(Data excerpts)

════════════════

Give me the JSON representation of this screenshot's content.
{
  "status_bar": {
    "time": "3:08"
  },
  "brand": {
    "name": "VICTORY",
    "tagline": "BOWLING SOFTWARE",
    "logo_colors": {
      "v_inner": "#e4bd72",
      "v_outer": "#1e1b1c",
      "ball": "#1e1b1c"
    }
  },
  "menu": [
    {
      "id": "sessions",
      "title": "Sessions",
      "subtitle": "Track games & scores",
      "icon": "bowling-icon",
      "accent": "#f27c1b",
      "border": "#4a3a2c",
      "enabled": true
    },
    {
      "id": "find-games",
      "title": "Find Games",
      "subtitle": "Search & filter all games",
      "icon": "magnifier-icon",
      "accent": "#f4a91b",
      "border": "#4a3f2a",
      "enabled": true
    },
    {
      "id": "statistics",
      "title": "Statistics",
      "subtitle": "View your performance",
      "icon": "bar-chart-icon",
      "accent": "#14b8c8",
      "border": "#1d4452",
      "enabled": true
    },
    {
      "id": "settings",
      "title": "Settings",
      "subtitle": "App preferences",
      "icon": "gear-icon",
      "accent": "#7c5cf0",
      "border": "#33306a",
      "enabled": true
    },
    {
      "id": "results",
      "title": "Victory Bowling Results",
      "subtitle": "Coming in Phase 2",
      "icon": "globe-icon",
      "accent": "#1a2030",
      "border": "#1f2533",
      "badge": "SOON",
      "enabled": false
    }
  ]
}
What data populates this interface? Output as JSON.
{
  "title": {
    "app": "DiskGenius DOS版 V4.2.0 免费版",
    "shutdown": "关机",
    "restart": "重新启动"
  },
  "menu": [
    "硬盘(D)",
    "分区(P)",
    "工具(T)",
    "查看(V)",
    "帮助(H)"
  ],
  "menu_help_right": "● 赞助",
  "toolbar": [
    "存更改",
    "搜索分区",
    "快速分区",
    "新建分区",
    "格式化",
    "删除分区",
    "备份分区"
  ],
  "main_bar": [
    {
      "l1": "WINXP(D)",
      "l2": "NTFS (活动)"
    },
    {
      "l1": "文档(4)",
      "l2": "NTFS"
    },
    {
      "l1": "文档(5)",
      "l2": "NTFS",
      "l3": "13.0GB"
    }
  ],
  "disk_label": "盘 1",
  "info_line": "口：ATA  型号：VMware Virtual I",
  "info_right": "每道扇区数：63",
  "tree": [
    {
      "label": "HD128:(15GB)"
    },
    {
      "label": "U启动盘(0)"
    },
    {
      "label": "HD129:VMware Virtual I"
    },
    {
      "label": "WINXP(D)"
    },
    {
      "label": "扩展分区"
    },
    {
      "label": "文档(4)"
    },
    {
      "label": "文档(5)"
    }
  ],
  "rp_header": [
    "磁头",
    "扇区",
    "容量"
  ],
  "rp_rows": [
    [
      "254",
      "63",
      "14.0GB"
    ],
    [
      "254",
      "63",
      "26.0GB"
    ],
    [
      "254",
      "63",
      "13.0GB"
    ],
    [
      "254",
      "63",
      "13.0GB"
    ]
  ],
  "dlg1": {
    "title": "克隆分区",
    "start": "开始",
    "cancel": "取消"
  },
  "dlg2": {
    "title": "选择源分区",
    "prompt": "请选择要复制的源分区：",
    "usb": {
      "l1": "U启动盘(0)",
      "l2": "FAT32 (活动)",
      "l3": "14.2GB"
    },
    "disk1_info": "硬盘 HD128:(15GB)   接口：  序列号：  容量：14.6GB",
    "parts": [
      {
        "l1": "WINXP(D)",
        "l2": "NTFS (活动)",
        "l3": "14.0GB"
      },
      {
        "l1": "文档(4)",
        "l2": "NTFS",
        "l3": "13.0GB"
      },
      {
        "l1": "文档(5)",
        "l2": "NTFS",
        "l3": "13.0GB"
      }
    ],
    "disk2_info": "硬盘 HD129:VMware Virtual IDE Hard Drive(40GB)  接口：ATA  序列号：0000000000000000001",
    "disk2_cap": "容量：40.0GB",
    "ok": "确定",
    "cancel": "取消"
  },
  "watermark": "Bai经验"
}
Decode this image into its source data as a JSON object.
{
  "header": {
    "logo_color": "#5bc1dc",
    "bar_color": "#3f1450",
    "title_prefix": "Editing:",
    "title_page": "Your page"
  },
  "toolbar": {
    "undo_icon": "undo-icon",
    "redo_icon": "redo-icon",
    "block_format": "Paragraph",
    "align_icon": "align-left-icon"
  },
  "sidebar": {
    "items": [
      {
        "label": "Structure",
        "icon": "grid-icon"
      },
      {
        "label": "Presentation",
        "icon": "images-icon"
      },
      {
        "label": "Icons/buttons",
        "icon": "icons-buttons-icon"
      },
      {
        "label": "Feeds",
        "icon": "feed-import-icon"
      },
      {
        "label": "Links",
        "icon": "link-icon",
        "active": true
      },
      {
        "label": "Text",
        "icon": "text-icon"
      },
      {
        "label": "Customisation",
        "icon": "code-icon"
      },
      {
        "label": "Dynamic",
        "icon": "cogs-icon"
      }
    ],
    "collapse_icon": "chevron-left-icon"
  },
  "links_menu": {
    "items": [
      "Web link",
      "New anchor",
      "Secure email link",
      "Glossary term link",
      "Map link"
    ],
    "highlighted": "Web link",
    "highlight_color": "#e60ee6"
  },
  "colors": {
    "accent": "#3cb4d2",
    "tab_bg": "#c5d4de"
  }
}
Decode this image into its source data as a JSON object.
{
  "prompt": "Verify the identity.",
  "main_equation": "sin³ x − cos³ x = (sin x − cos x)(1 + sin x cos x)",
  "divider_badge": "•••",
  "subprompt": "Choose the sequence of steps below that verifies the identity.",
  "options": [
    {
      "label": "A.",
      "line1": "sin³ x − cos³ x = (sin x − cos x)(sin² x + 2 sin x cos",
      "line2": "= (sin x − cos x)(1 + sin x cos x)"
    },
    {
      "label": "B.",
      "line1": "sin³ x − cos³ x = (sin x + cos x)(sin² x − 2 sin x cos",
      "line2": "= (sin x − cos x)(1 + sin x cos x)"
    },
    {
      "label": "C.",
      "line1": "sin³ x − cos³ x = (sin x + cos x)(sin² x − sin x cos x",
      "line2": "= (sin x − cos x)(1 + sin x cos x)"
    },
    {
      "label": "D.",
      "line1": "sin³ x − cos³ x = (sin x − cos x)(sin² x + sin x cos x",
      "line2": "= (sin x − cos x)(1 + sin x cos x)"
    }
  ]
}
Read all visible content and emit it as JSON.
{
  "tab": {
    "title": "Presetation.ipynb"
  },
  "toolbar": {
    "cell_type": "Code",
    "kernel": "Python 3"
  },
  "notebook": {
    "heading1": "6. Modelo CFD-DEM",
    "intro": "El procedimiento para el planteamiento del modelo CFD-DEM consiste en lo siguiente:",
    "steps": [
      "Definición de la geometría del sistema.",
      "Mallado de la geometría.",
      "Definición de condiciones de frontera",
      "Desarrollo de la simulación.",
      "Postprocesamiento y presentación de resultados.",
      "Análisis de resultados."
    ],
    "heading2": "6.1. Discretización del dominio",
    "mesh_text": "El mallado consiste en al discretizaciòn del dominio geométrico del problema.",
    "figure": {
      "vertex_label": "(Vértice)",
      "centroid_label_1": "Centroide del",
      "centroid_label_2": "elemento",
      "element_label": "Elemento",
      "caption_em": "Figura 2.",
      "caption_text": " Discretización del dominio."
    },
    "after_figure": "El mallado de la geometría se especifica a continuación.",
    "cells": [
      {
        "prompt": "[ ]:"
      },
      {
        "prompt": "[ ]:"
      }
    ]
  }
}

════════════════

■ INSTRUCTION
Return each entry from the material above exactly as it appears.

■ TASK RESPONSE
Give me the JSON representation of this screenshot's content.
{
  "status_bar": {
    "time": "3:08"
  },
  "brand": {
    "name": "VICTORY",
    "tagline": "BOWLING SOFTWARE",
    "logo_colors": {
      "v_inner": "#e4bd72",
      "v_outer": "#1e1b1c",
      "ball": "#1e1b1c"
    }
  },
  "menu": [
    {
      "id": "sessions",
      "title": "Sessions",
      "subtitle": "Track games & scores",
      "icon": "bowling-icon",
      "accent": "#f27c1b",
      "border": "#4a3a2c",
      "enabled": true
    },
    {
      "id": "find-games",
      "title": "Find Games",
      "subtitle": "Search & filter all games",
      "icon": "magnifier-icon",
      "accent": "#f4a91b",
      "border": "#4a3f2a",
      "enabled": true
    },
    {
      "id": "statistics",
      "title": "Statistics",
      "subtitle": "View your performance",
      "icon": "bar-chart-icon",
      "accent": "#14b8c8",
      "border": "#1d4452",
      "enabled": true
    },
    {
      "id": "settings",
      "title": "Settings",
      "subtitle": "App preferences",
      "icon": "gear-icon",
      "accent": "#7c5cf0",
      "border": "#33306a",
      "enabled": true
    },
    {
      "id": "results",
      "title": "Victory Bowling Results",
      "subtitle": "Coming in Phase 2",
      "icon": "globe-icon",
      "accent": "#1a2030",
      "border": "#1f2533",
      "badge": "SOON",
      "enabled": false
    }
  ]
}
What data populates this interface? Output as JSON.
{
  "title": {
    "app": "DiskGenius DOS版 V4.2.0 免费版",
    "shutdown": "关机",
    "restart": "重新启动"
  },
  "menu": [
    "硬盘(D)",
    "分区(P)",
    "工具(T)",
    "查看(V)",
    "帮助(H)"
  ],
  "menu_help_right": "● 赞助",
  "toolbar": [
    "存更改",
    "搜索分区",
    "快速分区",
    "新建分区",
    "格式化",
    "删除分区",
    "备份分区"
  ],
  "main_bar": [
    {
      "l1": "WINXP(D)",
      "l2": "NTFS (活动)"
    },
    {
      "l1": "文档(4)",
      "l2": "NTFS"
    },
    {
      "l1": "文档(5)",
      "l2": "NTFS",
      "l3": "13.0GB"
    }
  ],
  "disk_label": "盘 1",
  "info_line": "口：ATA  型号：VMware Virtual I",
  "info_right": "每道扇区数：63",
  "tree": [
    {
      "label": "HD128:(15GB)"
    },
    {
      "label": "U启动盘(0)"
    },
    {
      "label": "HD129:VMware Virtual I"
    },
    {
      "label": "WINXP(D)"
    },
    {
      "label": "扩展分区"
    },
    {
      "label": "文档(4)"
    },
    {
      "label": "文档(5)"
    }
  ],
  "rp_header": [
    "磁头",
    "扇区",
    "容量"
  ],
  "rp_rows": [
    [
      "254",
      "63",
      "14.0GB"
    ],
    [
      "254",
      "63",
      "26.0GB"
    ],
    [
      "254",
      "63",
      "13.0GB"
    ],
    [
      "254",
      "63",
      "13.0GB"
    ]
  ],
  "dlg1": {
    "title": "克隆分区",
    "start": "开始",
    "cancel": "取消"
  },
  "dlg2": {
    "title": "选择源分区",
    "prompt": "请选择要复制的源分区：",
    "usb": {
      "l1": "U启动盘(0)",
      "l2": "FAT32 (活动)",
      "l3": "14.2GB"
    },
    "disk1_info": "硬盘 HD128:(15GB)   接口：  序列号：  容量：14.6GB",
    "parts": [
      {
        "l1": "WINXP(D)",
        "l2": "NTFS (活动)",
        "l3": "14.0GB"
      },
      {
        "l1": "文档(4)",
        "l2": "NTFS",
        "l3": "13.0GB"
      },
      {
        "l1": "文档(5)",
        "l2": "NTFS",
        "l3": "13.0GB"
      }
    ],
    "disk2_info": "硬盘 HD129:VMware Virtual IDE Hard Drive(40GB)  接口：ATA  序列号：0000000000000000001",
    "disk2_cap": "容量：40.0GB",
    "ok": "确定",
    "cancel": "取消"
  },
  "watermark": "Bai经验"
}
Decode this image into its source data as a JSON object.
{
  "header": {
    "logo_color": "#5bc1dc",
    "bar_color": "#3f1450",
    "title_prefix": "Editing:",
    "title_page": "Your page"
  },
  "toolbar": {
    "undo_icon": "undo-icon",
    "redo_icon": "redo-icon",
    "block_format": "Paragraph",
    "align_icon": "align-left-icon"
  },
  "sidebar": {
    "items": [
      {
        "label": "Structure",
        "icon": "grid-icon"
      },
      {
        "label": "Presentation",
        "icon": "images-icon"
      },
      {
        "label": "Icons/buttons",
        "icon": "icons-buttons-icon"
      },
      {
        "label": "Feeds",
        "icon": "feed-import-icon"
      },
      {
        "label": "Links",
        "icon": "link-icon",
        "active": true
      },
      {
        "label": "Text",
        "icon": "text-icon"
      },
      {
        "label": "Customisation",
        "icon": "code-icon"
      },
      {
        "label": "Dynamic",
        "icon": "cogs-icon"
      }
    ],
    "collapse_icon": "chevron-left-icon"
  },
  "links_menu": {
    "items": [
      "Web link",
      "New anchor",
      "Secure email link",
      "Glossary term link",
      "Map link"
    ],
    "highlighted": "Web link",
    "highlight_color": "#e60ee6"
  },
  "colors": {
    "accent": "#3cb4d2",
    "tab_bg": "#c5d4de"
  }
}
Decode this image into its source data as a JSON object.
{
  "prompt": "Verify the identity.",
  "main_equation": "sin³ x − cos³ x = (sin x − cos x)(1 + sin x cos x)",
  "divider_badge": "•••",
  "subprompt": "Choose the sequence of steps below that verifies the identity.",
  "options": [
    {
      "label": "A.",
      "line1": "sin³ x − cos³ x = (sin x − cos x)(sin² x + 2 sin x cos",
      "line2": "= (sin x − cos x)(1 + sin x cos x)"
    },
    {
      "label": "B.",
      "line1": "sin³ x − cos³ x = (sin x + cos x)(sin² x − 2 sin x cos",
      "line2": "= (sin x − cos x)(1 + sin x cos x)"
    },
    {
      "label": "C.",
      "line1": "sin³ x − cos³ x = (sin x + cos x)(sin² x − sin x cos x",
      "line2": "= (sin x − cos x)(1 + sin x cos x)"
    },
    {
      "label": "D.",
      "line1": "sin³ x − cos³ x = (sin x − cos x)(sin² x + sin x cos x",
      "line2": "= (sin x − cos x)(1 + sin x cos x)"
    }
  ]
}
Read all visible content and emit it as JSON.
{
  "tab": {
    "title": "Presetation.ipynb"
  },
  "toolbar": {
    "cell_type": "Code",
    "kernel": "Python 3"
  },
  "notebook": {
    "heading1": "6. Modelo CFD-DEM",
    "intro": "El procedimiento para el planteamiento del modelo CFD-DEM consiste en lo siguiente:",
    "steps": [
      "Definición de la geometría del sistema.",
      "Mallado de la geometría.",
      "Definición de condiciones de frontera",
      "Desarrollo de la simulación.",
      "Postprocesamiento y presentación de resultados.",
      "Análisis de resultados."
    ],
    "heading2": "6.1. Discretización del dominio",
    "mesh_text": "El mallado consiste en al discretizaciòn del dominio geométrico del problema.",
    "figure": {
      "vertex_label": "(Vértice)",
      "centroid_label_1": "Centroide del",
      "centroid_label_2": "elemento",
      "element_label": "Elemento",
      "caption_em": "Figura 2.",
      "caption_text": " Discretización del dominio."
    },
    "after_figure": "El mallado de la geometría se especifica a continuación.",
    "cells": [
      {
        "prompt": "[ ]:"
      },
      {
        "prompt": "[ ]:"
      }
    ]
  }
}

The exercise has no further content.